• _THE TASK_
Retype the material word for word.

• _RECORDS TO USE_
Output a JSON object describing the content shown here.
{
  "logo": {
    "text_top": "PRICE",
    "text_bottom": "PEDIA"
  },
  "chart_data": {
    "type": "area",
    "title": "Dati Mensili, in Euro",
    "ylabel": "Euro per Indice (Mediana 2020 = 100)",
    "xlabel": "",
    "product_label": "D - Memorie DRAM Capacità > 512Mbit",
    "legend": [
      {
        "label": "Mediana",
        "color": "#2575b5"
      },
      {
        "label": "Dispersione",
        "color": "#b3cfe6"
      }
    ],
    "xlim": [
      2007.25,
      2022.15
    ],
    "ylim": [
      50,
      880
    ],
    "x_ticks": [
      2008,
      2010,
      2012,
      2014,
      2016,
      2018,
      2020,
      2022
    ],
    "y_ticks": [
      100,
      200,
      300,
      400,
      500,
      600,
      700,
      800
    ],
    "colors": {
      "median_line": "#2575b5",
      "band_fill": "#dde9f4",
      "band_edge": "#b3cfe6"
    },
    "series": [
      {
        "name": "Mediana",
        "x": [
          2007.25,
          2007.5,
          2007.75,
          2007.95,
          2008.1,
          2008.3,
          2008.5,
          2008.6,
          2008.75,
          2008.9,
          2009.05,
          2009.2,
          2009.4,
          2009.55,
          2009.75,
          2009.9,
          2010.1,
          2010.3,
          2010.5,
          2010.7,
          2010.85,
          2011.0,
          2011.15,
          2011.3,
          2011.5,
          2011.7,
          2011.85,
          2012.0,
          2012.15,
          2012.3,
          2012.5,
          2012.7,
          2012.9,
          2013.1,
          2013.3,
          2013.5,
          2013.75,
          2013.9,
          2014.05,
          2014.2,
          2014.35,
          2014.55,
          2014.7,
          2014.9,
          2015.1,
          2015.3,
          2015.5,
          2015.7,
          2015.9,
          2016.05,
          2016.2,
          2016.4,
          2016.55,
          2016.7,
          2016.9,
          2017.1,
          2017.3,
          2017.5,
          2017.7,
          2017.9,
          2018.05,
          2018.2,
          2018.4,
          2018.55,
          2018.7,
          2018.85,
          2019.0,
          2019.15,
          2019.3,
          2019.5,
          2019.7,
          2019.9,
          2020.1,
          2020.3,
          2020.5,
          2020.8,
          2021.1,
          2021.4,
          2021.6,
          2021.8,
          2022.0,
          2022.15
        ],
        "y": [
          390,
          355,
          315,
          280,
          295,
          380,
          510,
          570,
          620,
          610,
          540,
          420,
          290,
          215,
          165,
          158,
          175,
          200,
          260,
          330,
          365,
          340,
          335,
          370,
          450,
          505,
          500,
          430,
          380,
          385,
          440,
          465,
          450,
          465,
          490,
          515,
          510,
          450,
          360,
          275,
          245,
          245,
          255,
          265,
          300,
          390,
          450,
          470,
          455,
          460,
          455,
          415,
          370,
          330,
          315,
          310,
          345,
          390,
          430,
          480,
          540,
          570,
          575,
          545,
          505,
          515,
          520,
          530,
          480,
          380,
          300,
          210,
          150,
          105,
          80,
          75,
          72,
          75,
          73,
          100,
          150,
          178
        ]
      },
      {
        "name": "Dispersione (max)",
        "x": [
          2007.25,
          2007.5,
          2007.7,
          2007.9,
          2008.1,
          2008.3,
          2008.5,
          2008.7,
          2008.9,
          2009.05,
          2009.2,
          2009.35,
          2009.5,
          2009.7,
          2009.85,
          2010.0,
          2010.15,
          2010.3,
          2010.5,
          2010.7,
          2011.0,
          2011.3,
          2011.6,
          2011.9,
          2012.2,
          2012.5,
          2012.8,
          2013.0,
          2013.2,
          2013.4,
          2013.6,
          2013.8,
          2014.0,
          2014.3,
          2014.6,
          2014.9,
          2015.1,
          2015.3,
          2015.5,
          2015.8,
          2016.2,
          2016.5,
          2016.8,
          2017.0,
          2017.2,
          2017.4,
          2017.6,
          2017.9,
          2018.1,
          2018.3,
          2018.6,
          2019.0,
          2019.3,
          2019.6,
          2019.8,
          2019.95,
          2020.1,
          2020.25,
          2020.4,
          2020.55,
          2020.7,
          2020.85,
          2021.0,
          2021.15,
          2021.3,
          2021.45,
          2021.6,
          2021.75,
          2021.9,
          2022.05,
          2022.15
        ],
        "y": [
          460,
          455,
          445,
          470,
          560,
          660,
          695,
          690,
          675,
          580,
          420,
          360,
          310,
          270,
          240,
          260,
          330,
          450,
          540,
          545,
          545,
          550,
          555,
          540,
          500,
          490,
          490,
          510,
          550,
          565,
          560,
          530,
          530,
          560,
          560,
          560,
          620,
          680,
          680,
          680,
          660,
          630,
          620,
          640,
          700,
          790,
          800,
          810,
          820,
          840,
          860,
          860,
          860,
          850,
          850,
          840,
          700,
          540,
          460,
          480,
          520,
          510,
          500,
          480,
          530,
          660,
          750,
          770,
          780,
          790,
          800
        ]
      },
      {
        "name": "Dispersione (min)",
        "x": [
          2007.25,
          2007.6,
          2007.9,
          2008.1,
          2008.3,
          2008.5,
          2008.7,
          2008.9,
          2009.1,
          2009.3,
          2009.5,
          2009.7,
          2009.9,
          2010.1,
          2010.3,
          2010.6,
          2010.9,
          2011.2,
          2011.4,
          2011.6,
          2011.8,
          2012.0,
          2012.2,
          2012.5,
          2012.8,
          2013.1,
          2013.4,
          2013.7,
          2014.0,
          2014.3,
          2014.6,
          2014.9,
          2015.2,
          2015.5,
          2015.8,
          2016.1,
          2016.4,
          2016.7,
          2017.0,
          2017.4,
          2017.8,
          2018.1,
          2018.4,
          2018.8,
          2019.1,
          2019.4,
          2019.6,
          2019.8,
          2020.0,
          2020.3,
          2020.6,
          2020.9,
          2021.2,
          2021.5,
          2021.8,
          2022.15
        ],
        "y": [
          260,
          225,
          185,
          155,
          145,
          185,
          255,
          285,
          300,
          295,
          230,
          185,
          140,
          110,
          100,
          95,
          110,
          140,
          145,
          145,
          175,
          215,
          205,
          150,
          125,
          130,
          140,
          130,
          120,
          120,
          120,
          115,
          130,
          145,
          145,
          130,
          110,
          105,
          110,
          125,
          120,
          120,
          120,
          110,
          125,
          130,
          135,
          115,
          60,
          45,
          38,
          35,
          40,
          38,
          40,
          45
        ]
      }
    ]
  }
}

• _OUTPUT BELOW_
Output a JSON object describing the content shown here.
{
  "logo": {
    "text_top": "PRICE",
    "text_bottom": "PEDIA"
  },
  "chart_data": {
    "type": "area",
    "title": "Dati Mensili, in Euro",
    "ylabel": "Euro per Indice (Mediana 2020 = 100)",
    "xlabel": "",
    "product_label": "D - Memorie DRAM Capacità > 512Mbit",
    "legend": [
      {
        "label": "Mediana",
        "color": "#2575b5"
      },
      {
        "label": "Dispersione",
        "color": "#b3cfe6"
      }
    ],
    "xlim": [
      2007.25,
      2022.15
    ],
    "ylim": [
      50,
      880
    ],
    "x_ticks": [
      2008,
      2010,
      2012,
      2014,
      2016,
      2018,
      2020,
      2022
    ],
    "y_ticks": [
      100,
      200,
      300,
      400,
      500,
      600,
      700,
      800
    ],
    "colors": {
      "median_line": "#2575b5",
      "band_fill": "#dde9f4",
      "band_edge": "#b3cfe6"
    },
    "series": [
      {
        "name": "Mediana",
        "x": [
          2007.25,
          2007.5,
          2007.75,
          2007.95,
          2008.1,
          2008.3,
          2008.5,
          2008.6,
          2008.75,
          2008.9,
          2009.05,
          2009.2,
          2009.4,
          2009.55,
          2009.75,
          2009.9,
          2010.1,
          2010.3,
          2010.5,
          2010.7,
          2010.85,
          2011.0,
          2011.15,
          2011.3,
          2011.5,
          2011.7,
          2011.85,
          2012.0,
          2012.15,
          2012.3,
          2012.5,
          2012.7,
          2012.9,
          2013.1,
          2013.3,
          2013.5,
          2013.75,
          2013.9,
          2014.05,
          2014.2,
          2014.35,
          2014.55,
          2014.7,
          2014.9,
          2015.1,
          2015.3,
          2015.5,
          2015.7,
          2015.9,
          2016.05,
          2016.2,
          2016.4,
          2016.55,
          2016.7,
          2016.9,
          2017.1,
          2017.3,
          2017.5,
          2017.7,
          2017.9,
          2018.05,
          2018.2,
          2018.4,
          2018.55,
          2018.7,
          2018.85,
          2019.0,
          2019.15,
          2019.3,
          2019.5,
          2019.7,
          2019.9,
          2020.1,
          2020.3,
          2020.5,
          2020.8,
          2021.1,
          2021.4,
          2021.6,
          2021.8,
          2022.0,
          2022.15
        ],
        "y": [
          390,
          355,
          315,
          280,
          295,
          380,
          510,
          570,
          620,
          610,
          540,
          420,
          290,
          215,
          165,
          158,
          175,
          200,
          260,
          330,
          365,
          340,
          335,
          370,
          450,
          505,
          500,
          430,
          380,
          385,
          440,
          465,
          450,
          465,
          490,
          515,
          510,
          450,
          360,
          275,
          245,
          245,
          255,
          265,
          300,
          390,
          450,
          470,
          455,
          460,
          455,
          415,
          370,
          330,
          315,
          310,
          345,
          390,
          430,
          480,
          540,
          570,
          575,
          545,
          505,
          515,
          520,
          530,
          480,
          380,
          300,
          210,
          150,
          105,
          80,
          75,
          72,
          75,
          73,
          100,
          150,
          178
        ]
      },
      {
        "name": "Dispersione (max)",
        "x": [
          2007.25,
          2007.5,
          2007.7,
          2007.9,
          2008.1,
          2008.3,
          2008.5,
          2008.7,
          2008.9,
          2009.05,
          2009.2,
          2009.35,
          2009.5,
          2009.7,
          2009.85,
          2010.0,
          2010.15,
          2010.3,
          2010.5,
          2010.7,
          2011.0,
          2011.3,
          2011.6,
          2011.9,
          2012.2,
          2012.5,
          2012.8,
          2013.0,
          2013.2,
          2013.4,
          2013.6,
          2013.8,
          2014.0,
          2014.3,
          2014.6,
          2014.9,
          2015.1,
          2015.3,
          2015.5,
          2015.8,
          2016.2,
          2016.5,
          2016.8,
          2017.0,
          2017.2,
          2017.4,
          2017.6,
          2017.9,
          2018.1,
          2018.3,
          2018.6,
          2019.0,
          2019.3,
          2019.6,
          2019.8,
          2019.95,
          2020.1,
          2020.25,
          2020.4,
          2020.55,
          2020.7,
          2020.85,
          2021.0,
          2021.15,
          2021.3,
          2021.45,
          2021.6,
          2021.75,
          2021.9,
          2022.05,
          2022.15
        ],
        "y": [
          460,
          455,
          445,
          470,
          560,
          660,
          695,
          690,
          675,
          580,
          420,
          360,
          310,
          270,
          240,
          260,
          330,
          450,
          540,
          545,
          545,
          550,
          555,
          540,
          500,
          490,
          490,
          510,
          550,
          565,
          560,
          530,
          530,
          560,
          560,
          560,
          620,
          680,
          680,
          680,
          660,
          630,
          620,
          640,
          700,
          790,
          800,
          810,
          820,
          840,
          860,
          860,
          860,
          850,
          850,
          840,
          700,
          540,
          460,
          480,
          520,
          510,
          500,
          480,
          530,
          660,
          750,
          770,
          780,
          790,
          800
        ]
      },
      {
        "name": "Dispersione (min)",
        "x": [
          2007.25,
          2007.6,
          2007.9,
          2008.1,
          2008.3,
          2008.5,
          2008.7,
          2008.9,
          2009.1,
          2009.3,
          2009.5,
          2009.7,
          2009.9,
          2010.1,
          2010.3,
          2010.6,
          2010.9,
          2011.2,
          2011.4,
          2011.6,
          2011.8,
          2012.0,
          2012.2,
          2012.5,
          2012.8,
          2013.1,
          2013.4,
          2013.7,
          2014.0,
          2014.3,
          2014.6,
          2014.9,
          2015.2,
          2015.5,
          2015.8,
          2016.1,
          2016.4,
          2016.7,
          2017.0,
          2017.4,
          2017.8,
          2018.1,
          2018.4,
          2018.8,
          2019.1,
          2019.4,
          2019.6,
          2019.8,
          2020.0,
          2020.3,
          2020.6,
          2020.9,
          2021.2,
          2021.5,
          2021.8,
          2022.15
        ],
        "y": [
          260,
          225,
          185,
          155,
          145,
          185,
          255,
          285,
          300,
          295,
          230,
          185,
          140,
          110,
          100,
          95,
          110,
          140,
          145,
          145,
          175,
          215,
          205,
          150,
          125,
          130,
          140,
          130,
          120,
          120,
          120,
          115,
          130,
          145,
          145,
          130,
          110,
          105,
          110,
          125,
          120,
          120,
          120,
          110,
          125,
          130,
          135,
          115,
          60,
          45,
          38,
          35,
          40,
          38,
          40,
          45
        ]
      }
    ]
  }
}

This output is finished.